**Task to complete**.
Search the listing for "Остров" and copy every line where it appears.

**Provided entries**.
####################

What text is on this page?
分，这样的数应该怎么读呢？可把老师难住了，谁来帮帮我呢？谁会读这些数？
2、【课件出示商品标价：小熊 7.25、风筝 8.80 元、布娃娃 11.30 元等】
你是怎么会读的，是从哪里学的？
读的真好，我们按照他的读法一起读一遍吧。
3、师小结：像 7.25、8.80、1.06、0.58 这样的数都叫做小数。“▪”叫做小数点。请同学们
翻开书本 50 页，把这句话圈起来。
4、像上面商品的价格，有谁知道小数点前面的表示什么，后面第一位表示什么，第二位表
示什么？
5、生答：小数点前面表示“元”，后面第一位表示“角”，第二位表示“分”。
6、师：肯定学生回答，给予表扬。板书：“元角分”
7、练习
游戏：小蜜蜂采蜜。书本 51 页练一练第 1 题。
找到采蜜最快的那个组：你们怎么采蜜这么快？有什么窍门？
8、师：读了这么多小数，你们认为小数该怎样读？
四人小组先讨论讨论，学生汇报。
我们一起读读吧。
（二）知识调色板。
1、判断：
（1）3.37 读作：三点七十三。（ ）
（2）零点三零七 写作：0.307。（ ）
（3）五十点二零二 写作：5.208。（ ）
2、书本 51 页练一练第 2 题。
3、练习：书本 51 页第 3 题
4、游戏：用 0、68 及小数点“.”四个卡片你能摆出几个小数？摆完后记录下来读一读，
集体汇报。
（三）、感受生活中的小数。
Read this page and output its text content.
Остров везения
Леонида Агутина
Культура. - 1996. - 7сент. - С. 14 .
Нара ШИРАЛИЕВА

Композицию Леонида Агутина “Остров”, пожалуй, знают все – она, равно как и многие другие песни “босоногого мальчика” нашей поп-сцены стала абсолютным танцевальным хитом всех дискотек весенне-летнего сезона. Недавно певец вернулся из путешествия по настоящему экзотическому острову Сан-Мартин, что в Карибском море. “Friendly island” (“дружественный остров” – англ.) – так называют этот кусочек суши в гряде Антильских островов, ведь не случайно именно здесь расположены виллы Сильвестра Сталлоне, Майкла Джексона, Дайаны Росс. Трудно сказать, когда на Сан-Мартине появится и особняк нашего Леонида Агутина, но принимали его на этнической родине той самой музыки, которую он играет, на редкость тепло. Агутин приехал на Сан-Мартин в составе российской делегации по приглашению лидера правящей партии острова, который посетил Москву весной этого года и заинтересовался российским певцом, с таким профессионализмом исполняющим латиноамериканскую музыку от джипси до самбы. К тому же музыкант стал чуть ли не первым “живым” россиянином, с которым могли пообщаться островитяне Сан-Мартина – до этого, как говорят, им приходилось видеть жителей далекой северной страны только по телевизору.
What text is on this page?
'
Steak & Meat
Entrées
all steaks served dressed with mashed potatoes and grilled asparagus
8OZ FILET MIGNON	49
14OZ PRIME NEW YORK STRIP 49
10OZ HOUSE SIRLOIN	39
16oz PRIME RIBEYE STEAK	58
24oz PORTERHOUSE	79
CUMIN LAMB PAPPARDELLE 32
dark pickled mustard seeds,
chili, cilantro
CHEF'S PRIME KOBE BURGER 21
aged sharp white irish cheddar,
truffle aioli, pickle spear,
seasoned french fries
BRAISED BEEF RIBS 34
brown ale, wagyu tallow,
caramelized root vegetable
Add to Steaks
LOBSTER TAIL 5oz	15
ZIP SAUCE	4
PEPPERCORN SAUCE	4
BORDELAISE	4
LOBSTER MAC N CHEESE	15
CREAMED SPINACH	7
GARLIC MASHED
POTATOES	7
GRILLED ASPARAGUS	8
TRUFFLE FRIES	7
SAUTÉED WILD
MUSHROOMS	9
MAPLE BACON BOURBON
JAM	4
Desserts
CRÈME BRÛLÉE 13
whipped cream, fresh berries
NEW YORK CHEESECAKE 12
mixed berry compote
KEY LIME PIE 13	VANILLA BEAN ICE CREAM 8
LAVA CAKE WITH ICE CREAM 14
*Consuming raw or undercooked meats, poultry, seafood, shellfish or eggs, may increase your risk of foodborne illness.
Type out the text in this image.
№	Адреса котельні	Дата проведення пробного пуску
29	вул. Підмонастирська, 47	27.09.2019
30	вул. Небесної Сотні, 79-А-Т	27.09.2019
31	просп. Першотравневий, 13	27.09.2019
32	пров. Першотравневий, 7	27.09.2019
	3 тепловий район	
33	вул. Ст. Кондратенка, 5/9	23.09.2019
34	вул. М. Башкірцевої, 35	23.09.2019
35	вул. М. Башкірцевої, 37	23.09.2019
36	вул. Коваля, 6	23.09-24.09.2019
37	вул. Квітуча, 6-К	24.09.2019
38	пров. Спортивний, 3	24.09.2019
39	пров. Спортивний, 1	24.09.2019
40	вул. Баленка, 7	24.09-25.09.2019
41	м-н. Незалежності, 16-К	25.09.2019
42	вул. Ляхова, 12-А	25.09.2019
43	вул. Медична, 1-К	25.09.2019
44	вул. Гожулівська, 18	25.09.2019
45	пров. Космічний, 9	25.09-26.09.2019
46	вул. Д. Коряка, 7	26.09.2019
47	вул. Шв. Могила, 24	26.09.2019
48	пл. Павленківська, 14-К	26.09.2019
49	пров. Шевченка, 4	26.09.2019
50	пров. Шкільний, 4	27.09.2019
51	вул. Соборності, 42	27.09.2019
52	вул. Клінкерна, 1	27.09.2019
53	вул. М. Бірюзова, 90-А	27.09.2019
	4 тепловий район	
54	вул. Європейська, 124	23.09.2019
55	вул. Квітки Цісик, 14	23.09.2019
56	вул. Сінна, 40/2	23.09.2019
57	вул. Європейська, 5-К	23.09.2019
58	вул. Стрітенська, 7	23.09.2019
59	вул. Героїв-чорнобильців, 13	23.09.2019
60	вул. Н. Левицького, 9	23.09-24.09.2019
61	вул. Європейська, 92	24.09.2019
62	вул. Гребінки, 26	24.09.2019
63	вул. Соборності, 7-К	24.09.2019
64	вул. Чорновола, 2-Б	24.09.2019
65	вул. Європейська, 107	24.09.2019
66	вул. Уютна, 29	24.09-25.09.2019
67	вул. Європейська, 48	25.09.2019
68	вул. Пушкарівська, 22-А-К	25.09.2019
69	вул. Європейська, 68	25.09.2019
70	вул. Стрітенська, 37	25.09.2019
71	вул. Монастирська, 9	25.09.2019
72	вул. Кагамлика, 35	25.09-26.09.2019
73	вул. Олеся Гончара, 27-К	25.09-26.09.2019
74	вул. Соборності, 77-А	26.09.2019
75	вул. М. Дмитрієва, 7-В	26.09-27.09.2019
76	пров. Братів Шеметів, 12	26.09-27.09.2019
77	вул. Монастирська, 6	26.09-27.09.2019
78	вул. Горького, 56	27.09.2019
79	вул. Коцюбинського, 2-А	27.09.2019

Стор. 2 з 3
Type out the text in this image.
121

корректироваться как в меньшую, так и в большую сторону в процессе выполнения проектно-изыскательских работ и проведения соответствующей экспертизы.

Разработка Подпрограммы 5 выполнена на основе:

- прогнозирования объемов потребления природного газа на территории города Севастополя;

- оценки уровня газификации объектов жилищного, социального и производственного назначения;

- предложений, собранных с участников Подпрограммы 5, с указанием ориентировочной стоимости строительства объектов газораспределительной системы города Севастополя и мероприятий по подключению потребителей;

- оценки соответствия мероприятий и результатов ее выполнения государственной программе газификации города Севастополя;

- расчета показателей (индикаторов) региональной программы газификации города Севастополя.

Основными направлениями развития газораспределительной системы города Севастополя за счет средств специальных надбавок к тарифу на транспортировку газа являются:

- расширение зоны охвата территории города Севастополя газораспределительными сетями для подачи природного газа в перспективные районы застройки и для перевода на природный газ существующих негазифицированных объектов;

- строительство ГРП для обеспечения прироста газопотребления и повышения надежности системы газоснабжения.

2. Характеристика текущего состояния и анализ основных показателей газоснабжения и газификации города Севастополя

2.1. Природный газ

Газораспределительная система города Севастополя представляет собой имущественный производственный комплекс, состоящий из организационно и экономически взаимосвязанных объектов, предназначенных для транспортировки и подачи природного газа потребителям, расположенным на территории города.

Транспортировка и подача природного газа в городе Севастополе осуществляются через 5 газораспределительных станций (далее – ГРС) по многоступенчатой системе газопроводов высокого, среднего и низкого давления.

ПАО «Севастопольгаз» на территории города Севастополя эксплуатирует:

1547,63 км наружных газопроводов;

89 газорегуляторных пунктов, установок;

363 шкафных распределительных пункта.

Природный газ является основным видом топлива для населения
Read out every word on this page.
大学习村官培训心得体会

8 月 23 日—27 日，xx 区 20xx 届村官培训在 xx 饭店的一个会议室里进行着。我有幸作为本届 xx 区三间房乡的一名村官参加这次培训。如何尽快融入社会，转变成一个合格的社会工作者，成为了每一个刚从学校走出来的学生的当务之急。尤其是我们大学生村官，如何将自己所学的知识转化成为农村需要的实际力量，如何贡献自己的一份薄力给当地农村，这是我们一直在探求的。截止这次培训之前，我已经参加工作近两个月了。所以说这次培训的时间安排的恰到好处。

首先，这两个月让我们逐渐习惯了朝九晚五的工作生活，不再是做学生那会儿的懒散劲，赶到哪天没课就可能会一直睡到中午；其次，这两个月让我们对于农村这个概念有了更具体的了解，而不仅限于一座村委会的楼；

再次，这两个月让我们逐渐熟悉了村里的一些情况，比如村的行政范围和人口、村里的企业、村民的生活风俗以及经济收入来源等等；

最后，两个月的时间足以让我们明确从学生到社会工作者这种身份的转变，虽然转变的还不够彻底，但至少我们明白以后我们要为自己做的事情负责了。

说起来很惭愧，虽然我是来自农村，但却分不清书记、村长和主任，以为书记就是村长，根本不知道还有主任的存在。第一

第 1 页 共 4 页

####################

**Output of the task**.
Остров везения
Композицию Леонида Агутина “Остров”, пожалуй, знают все – она, равно как и многие другие песни “босоногого мальчика” нашей поп-сцены стала абсолютным танцевальным хитом всех дискотек весенне-летнего сезона. Недавно певец вернулся из путешествия по настоящему экзотическому острову Сан-Мартин, что в Карибском море. “Friendly island” (“дружественный остров” – англ.) – так называют этот кусочек суши в гряде Антильских островов, ведь не случайно именно здесь расположены виллы Сильвестра Сталлоне, Майкла Джексона, Дайаны Росс. Трудно сказать, когда на Сан-Мартине появится и особняк нашего Леонида Агутина, но принимали его на этнической родине той самой музыки, которую он играет, на редкость тепло. Агутин приехал на Сан-Мартин в составе российской делегации по приглашению лидера правящей партии острова, который посетил Москву весной этого года и заинтересовался российским певцом, с таким профессионализмом исполняющим латиноамериканскую музыку от джипси до самбы. К тому же музыкант стал чуть ли не первым “живым” россиянином, с которым могли пообщаться островитяне Сан-Мартина – до этого, как говорят, им приходилось видеть жителей далекой северной страны только по телевизору.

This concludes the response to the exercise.